**Records for processing:**
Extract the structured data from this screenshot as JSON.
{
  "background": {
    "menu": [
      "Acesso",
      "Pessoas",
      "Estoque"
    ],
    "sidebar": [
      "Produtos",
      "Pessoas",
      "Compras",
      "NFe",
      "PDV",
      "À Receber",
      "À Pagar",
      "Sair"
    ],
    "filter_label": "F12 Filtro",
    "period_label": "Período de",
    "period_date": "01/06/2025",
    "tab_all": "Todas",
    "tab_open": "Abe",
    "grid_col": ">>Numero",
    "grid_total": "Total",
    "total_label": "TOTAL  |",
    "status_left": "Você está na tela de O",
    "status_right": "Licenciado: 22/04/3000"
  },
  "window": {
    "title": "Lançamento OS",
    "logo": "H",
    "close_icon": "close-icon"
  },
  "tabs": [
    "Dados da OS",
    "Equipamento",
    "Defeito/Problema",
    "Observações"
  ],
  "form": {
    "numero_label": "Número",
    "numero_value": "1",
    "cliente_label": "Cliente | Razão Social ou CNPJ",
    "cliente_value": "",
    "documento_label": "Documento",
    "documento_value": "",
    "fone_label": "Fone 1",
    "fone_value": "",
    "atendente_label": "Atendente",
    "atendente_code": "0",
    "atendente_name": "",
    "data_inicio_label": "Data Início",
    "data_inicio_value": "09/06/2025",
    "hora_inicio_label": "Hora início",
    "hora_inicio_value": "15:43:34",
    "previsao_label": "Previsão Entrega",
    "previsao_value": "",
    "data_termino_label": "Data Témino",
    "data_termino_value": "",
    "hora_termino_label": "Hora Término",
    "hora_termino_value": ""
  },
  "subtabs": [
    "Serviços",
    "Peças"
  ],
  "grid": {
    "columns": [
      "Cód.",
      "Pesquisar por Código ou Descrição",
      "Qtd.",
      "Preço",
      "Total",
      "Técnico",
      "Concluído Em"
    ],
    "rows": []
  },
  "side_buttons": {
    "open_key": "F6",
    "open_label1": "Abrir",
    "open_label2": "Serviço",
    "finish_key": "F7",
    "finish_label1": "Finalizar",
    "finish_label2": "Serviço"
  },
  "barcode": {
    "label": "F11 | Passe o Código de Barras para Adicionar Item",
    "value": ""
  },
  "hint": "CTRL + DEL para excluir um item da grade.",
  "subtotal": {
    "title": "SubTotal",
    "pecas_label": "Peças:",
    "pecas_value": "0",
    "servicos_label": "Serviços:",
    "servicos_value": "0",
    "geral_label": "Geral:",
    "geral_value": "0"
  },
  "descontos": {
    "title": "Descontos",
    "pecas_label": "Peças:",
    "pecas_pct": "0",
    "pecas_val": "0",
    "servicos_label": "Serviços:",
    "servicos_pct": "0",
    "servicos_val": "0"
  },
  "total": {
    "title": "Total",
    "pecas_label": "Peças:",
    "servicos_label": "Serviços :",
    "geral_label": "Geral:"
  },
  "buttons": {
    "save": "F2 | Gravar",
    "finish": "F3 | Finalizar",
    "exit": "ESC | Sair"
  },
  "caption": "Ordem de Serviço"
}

**Task to complete:** Nothing may be left out: return each entry exactly as it reads.

**The reply:**
Extract the structured data from this screenshot as JSON.
{
  "background": {
    "menu": [
      "Acesso",
      "Pessoas",
      "Estoque"
    ],
    "sidebar": [
      "Produtos",
      "Pessoas",
      "Compras",
      "NFe",
      "PDV",
      "À Receber",
      "À Pagar",
      "Sair"
    ],
    "filter_label": "F12 Filtro",
    "period_label": "Período de",
    "period_date": "01/06/2025",
    "tab_all": "Todas",
    "tab_open": "Abe",
    "grid_col": ">>Numero",
    "grid_total": "Total",
    "total_label": "TOTAL  |",
    "status_left": "Você está na tela de O",
    "status_right": "Licenciado: 22/04/3000"
  },
  "window": {
    "title": "Lançamento OS",
    "logo": "H",
    "close_icon": "close-icon"
  },
  "tabs": [
    "Dados da OS",
    "Equipamento",
    "Defeito/Problema",
    "Observações"
  ],
  "form": {
    "numero_label": "Número",
    "numero_value": "1",
    "cliente_label": "Cliente | Razão Social ou CNPJ",
    "cliente_value": "",
    "documento_label": "Documento",
    "documento_value": "",
    "fone_label": "Fone 1",
    "fone_value": "",
    "atendente_label": "Atendente",
    "atendente_code": "0",
    "atendente_name": "",
    "data_inicio_label": "Data Início",
    "data_inicio_value": "09/06/2025",
    "hora_inicio_label": "Hora início",
    "hora_inicio_value": "15:43:34",
    "previsao_label": "Previsão Entrega",
    "previsao_value": "",
    "data_termino_label": "Data Témino",
    "data_termino_value": "",
    "hora_termino_label": "Hora Término",
    "hora_termino_value": ""
  },
  "subtabs": [
    "Serviços",
    "Peças"
  ],
  "grid": {
    "columns": [
      "Cód.",
      "Pesquisar por Código ou Descrição",
      "Qtd.",
      "Preço",
      "Total",
      "Técnico",
      "Concluído Em"
    ],
    "rows": []
  },
  "side_buttons": {
    "open_key": "F6",
    "open_label1": "Abrir",
    "open_label2": "Serviço",
    "finish_key": "F7",
    "finish_label1": "Finalizar",
    "finish_label2": "Serviço"
  },
  "barcode": {
    "label": "F11 | Passe o Código de Barras para Adicionar Item",
    "value": ""
  },
  "hint": "CTRL + DEL para excluir um item da grade.",
  "subtotal": {
    "title": "SubTotal",
    "pecas_label": "Peças:",
    "pecas_value": "0",
    "servicos_label": "Serviços:",
    "servicos_value": "0",
    "geral_label": "Geral:",
    "geral_value": "0"
  },
  "descontos": {
    "title": "Descontos",
    "pecas_label": "Peças:",
    "pecas_pct": "0",
    "pecas_val": "0",
    "servicos_label": "Serviços:",
    "servicos_pct": "0",
    "servicos_val": "0"
  },
  "total": {
    "title": "Total",
    "pecas_label": "Peças:",
    "servicos_label": "Serviços :",
    "geral_label": "Geral:"
  },
  "buttons": {
    "save": "F2 | Gravar",
    "finish": "F3 | Finalizar",
    "exit": "ESC | Sair"
  },
  "caption": "Ordem de Serviço"
}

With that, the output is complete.